--- begin Supplied data ---
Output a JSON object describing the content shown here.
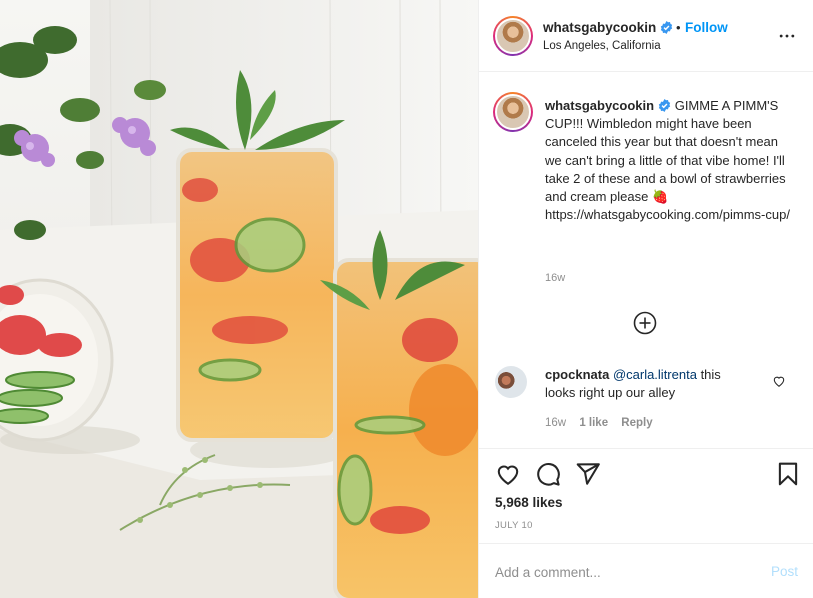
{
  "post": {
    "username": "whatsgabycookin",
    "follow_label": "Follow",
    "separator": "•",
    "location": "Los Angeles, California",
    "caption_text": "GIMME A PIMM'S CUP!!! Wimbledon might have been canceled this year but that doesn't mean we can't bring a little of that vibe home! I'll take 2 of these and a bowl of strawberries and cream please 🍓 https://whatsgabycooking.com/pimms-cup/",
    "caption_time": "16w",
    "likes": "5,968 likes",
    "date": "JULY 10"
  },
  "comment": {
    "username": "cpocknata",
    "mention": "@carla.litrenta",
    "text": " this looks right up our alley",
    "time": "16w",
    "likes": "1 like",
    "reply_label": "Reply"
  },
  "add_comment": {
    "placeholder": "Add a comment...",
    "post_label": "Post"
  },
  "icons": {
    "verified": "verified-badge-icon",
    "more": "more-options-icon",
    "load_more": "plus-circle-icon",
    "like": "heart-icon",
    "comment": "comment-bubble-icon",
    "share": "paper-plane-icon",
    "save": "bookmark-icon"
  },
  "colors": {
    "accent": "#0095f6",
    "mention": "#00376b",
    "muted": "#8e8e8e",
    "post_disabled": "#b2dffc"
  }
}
--- end Supplied data ---
Task instructions :: The listing above must be printed again exactly, minus its pictures.

Exercise answer ::
Output a JSON object describing the content shown here.
{
  "post": {
    "username": "whatsgabycookin",
    "follow_label": "Follow",
    "separator": "•",
    "location": "Los Angeles, California",
    "caption_text": "GIMME A PIMM'S CUP!!! Wimbledon might have been canceled this year but that doesn't mean we can't bring a little of that vibe home! I'll take 2 of these and a bowl of strawberries and cream please 🍓 https://whatsgabycooking.com/pimms-cup/",
    "caption_time": "16w",
    "likes": "5,968 likes",
    "date": "JULY 10"
  },
  "comment": {
    "username": "cpocknata",
    "mention": "@carla.litrenta",
    "text": " this looks right up our alley",
    "time": "16w",
    "likes": "1 like",
    "reply_label": "Reply"
  },
  "add_comment": {
    "placeholder": "Add a comment...",
    "post_label": "Post"
  },
  "icons": {
    "verified": "verified-badge-icon",
    "more": "more-options-icon",
    "load_more": "plus-circle-icon",
    "like": "heart-icon",
    "comment": "comment-bubble-icon",
    "share": "paper-plane-icon",
    "save": "bookmark-icon"
  },
  "colors": {
    "accent": "#0095f6",
    "mention": "#00376b",
    "muted": "#8e8e8e",
    "post_disabled": "#b2dffc"
  }
}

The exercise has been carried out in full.